### Material supplied
— START —
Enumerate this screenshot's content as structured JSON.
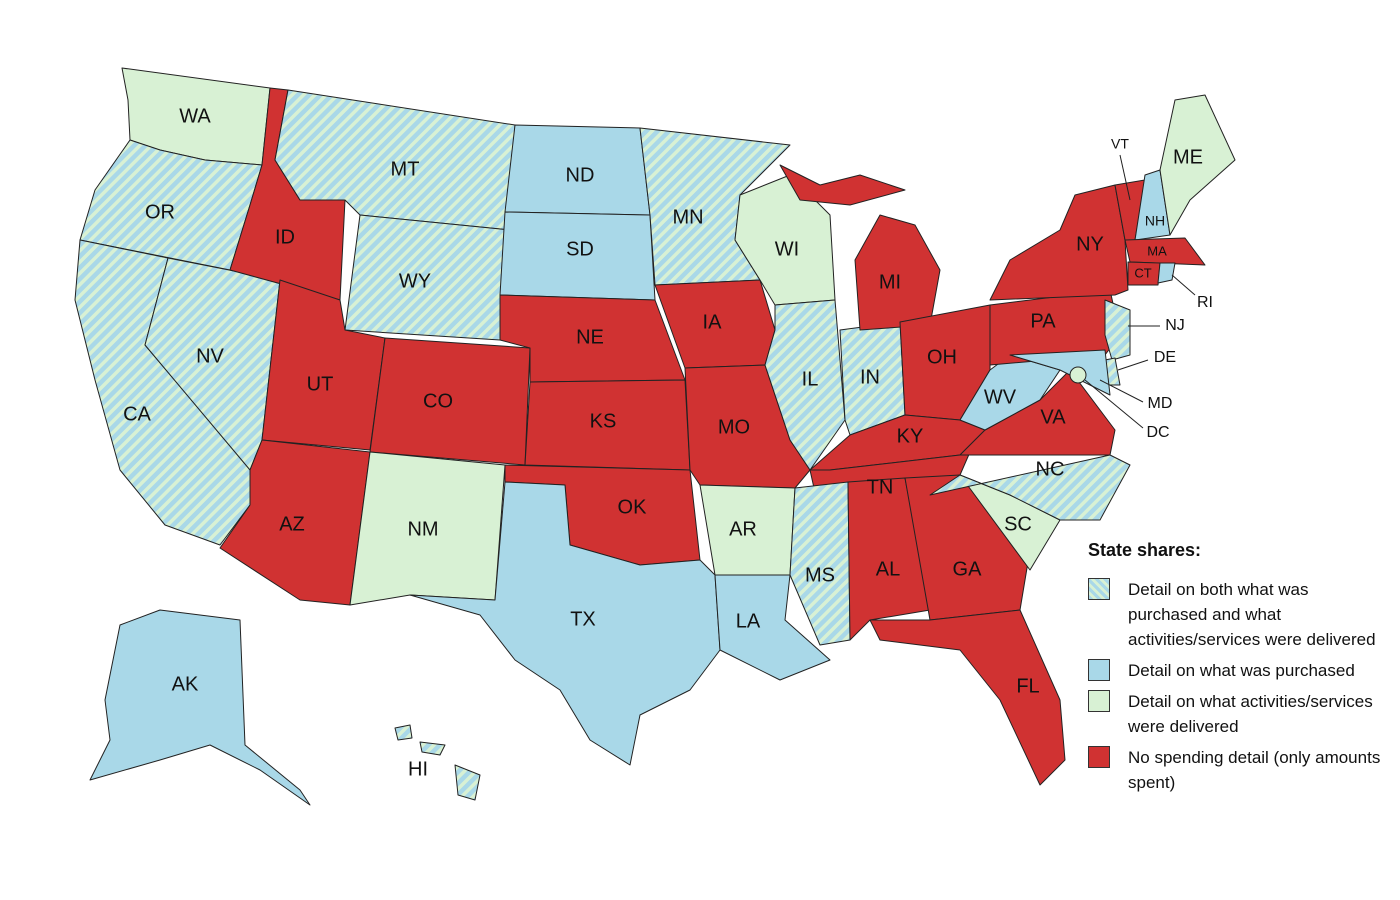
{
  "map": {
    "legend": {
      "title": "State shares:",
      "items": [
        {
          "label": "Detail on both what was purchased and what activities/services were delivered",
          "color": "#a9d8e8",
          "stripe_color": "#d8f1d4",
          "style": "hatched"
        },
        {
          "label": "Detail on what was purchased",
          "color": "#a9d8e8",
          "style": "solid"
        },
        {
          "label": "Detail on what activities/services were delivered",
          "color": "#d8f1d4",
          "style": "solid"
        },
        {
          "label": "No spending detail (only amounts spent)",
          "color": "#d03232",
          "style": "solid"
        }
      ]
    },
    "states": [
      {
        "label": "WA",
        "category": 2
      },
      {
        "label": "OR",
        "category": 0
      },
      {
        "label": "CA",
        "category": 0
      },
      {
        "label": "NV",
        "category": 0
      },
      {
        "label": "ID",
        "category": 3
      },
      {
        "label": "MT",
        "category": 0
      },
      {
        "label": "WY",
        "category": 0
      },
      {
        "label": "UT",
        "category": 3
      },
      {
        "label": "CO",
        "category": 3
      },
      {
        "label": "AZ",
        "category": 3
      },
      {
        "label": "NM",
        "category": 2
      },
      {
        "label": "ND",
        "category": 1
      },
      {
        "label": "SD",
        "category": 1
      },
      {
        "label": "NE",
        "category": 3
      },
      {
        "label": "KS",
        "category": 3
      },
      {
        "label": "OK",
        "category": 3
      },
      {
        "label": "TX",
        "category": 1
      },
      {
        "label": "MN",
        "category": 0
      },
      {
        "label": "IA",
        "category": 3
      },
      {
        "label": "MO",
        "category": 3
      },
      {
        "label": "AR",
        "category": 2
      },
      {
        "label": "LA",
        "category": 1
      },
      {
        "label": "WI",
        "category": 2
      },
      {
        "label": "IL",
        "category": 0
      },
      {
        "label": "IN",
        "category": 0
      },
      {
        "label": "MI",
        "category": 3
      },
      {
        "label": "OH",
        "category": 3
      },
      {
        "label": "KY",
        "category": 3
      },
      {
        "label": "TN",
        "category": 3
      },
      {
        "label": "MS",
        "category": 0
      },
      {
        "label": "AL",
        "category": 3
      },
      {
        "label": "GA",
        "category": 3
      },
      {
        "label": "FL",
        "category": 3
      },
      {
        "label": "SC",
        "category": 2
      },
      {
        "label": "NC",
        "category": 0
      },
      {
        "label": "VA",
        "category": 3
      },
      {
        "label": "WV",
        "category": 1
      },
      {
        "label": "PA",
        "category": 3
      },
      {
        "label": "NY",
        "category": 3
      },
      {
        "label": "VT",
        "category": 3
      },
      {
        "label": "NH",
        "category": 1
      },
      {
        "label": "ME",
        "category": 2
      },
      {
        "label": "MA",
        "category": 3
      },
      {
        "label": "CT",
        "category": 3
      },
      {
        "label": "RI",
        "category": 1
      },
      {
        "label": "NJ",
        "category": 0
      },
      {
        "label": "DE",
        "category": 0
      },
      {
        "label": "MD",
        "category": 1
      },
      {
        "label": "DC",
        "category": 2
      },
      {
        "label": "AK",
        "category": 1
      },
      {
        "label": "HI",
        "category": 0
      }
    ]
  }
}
— END —
— START —
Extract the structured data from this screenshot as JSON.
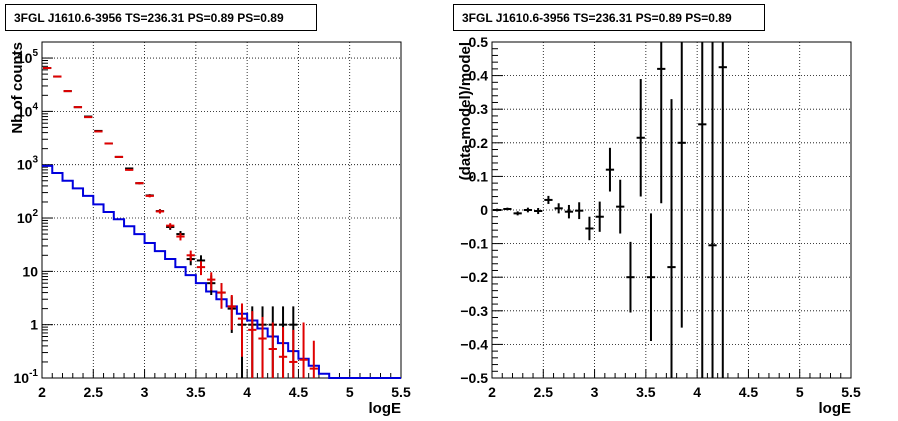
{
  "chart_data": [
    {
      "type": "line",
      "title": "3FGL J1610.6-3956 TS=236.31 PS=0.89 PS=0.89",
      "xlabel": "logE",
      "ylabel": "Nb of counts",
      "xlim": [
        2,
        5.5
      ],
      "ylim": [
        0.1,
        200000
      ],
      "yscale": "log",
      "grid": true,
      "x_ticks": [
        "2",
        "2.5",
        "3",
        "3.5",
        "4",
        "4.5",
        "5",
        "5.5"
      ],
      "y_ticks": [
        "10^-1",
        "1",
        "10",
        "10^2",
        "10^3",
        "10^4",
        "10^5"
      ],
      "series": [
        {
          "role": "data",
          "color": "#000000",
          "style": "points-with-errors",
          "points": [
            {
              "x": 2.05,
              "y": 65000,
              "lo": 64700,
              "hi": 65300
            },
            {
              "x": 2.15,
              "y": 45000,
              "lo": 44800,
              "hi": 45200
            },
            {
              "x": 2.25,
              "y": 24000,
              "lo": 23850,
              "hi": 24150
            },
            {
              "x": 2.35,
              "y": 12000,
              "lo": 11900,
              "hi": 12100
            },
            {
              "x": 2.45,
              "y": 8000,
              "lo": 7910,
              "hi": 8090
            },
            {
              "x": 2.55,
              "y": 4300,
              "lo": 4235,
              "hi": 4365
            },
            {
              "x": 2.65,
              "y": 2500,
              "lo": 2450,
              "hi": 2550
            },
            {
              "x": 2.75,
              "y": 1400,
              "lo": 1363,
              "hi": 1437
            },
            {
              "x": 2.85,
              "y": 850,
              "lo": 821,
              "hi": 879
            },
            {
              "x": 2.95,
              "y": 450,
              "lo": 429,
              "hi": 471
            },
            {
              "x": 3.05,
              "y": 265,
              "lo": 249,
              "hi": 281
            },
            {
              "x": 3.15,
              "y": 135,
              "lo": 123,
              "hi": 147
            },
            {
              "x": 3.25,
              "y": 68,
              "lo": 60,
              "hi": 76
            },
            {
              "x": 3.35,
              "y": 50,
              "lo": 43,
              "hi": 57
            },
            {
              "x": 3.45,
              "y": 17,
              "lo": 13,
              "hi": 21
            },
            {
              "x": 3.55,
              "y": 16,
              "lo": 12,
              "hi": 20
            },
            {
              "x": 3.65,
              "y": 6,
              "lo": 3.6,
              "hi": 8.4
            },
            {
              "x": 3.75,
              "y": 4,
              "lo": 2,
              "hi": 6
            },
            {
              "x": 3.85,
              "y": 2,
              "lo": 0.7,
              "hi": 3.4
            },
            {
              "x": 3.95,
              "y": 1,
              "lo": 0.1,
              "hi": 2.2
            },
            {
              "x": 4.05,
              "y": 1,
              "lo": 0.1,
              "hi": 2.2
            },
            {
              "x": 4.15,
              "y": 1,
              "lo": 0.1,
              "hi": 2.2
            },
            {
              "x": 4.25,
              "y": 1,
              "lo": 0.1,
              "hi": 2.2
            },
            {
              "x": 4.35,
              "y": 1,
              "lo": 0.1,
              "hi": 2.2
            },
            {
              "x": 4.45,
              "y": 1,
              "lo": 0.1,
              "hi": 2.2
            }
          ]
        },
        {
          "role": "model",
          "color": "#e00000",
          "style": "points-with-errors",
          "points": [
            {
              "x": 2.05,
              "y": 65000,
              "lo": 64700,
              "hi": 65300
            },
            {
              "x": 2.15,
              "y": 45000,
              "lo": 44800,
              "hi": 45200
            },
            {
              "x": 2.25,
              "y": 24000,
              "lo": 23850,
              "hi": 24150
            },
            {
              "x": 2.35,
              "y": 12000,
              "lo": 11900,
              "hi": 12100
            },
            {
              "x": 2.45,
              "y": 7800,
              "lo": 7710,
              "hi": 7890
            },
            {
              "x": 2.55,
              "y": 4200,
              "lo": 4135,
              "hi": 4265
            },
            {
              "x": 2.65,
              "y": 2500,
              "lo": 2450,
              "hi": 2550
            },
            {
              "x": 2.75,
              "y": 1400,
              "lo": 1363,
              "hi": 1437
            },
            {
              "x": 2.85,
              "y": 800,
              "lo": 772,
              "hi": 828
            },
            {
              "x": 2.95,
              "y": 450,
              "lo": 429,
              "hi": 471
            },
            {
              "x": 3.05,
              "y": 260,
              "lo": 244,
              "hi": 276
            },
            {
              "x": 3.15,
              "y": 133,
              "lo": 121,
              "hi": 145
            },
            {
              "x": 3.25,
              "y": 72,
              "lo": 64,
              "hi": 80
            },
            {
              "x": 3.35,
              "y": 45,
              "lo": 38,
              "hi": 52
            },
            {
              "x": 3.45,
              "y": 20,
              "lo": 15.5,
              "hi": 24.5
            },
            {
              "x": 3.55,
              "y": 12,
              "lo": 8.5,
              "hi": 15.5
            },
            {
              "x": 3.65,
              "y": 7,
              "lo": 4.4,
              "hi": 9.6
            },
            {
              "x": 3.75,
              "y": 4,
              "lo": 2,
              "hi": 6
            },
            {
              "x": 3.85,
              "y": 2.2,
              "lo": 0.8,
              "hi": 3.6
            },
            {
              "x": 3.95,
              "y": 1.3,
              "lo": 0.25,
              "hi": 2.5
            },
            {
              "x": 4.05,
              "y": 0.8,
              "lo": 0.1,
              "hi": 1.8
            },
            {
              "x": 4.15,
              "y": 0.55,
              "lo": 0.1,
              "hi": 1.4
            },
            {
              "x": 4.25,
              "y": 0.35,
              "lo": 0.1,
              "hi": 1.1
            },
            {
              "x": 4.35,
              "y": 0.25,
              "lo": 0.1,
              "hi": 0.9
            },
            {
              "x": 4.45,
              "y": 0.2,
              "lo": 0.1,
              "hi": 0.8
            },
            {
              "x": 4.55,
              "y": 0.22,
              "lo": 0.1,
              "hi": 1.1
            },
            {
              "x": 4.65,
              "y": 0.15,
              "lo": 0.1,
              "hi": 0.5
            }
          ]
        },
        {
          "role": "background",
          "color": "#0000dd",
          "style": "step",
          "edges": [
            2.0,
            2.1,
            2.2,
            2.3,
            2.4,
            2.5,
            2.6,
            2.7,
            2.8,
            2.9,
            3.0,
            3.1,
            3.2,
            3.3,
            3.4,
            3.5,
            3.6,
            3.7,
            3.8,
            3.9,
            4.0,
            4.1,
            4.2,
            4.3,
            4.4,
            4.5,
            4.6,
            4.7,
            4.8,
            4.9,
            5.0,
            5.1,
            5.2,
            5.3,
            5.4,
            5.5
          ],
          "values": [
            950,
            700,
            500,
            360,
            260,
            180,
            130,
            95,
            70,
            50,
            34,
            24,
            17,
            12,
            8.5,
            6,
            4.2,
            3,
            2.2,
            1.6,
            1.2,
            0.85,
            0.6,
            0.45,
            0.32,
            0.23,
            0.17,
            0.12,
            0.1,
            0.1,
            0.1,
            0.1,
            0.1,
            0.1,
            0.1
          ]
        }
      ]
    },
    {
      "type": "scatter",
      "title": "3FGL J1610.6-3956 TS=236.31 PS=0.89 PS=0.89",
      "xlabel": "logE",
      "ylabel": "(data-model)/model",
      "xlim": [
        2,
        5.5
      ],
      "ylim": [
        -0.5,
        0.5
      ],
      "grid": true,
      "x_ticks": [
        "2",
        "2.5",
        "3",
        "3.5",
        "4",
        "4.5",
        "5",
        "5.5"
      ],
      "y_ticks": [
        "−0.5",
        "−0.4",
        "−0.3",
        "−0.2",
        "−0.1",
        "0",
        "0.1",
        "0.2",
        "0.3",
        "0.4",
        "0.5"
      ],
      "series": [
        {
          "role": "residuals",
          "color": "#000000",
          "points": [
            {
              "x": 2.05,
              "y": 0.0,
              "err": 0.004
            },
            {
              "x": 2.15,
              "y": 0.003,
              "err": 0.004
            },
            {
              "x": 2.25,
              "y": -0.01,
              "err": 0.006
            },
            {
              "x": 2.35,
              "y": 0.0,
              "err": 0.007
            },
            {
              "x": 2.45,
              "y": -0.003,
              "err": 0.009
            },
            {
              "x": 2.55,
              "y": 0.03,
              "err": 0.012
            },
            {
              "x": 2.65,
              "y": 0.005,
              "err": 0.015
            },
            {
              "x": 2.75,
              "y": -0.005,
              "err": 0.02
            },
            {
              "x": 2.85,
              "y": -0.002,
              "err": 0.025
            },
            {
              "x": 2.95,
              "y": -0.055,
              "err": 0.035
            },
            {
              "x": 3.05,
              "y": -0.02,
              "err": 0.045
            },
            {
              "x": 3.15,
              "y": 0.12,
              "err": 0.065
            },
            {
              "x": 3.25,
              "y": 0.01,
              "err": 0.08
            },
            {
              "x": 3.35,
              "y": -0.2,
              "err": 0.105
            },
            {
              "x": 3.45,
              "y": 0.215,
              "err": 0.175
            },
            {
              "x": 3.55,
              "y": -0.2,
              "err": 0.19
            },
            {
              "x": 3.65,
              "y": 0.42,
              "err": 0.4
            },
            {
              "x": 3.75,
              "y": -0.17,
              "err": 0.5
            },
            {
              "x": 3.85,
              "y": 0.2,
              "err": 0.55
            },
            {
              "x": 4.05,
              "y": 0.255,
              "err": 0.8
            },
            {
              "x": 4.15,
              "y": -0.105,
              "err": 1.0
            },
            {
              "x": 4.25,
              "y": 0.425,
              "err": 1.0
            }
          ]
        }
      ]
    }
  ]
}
— END —
Find every line in the entries that includes the word "screenshot", then state how many there are and nothing else.

### Reply to the task
2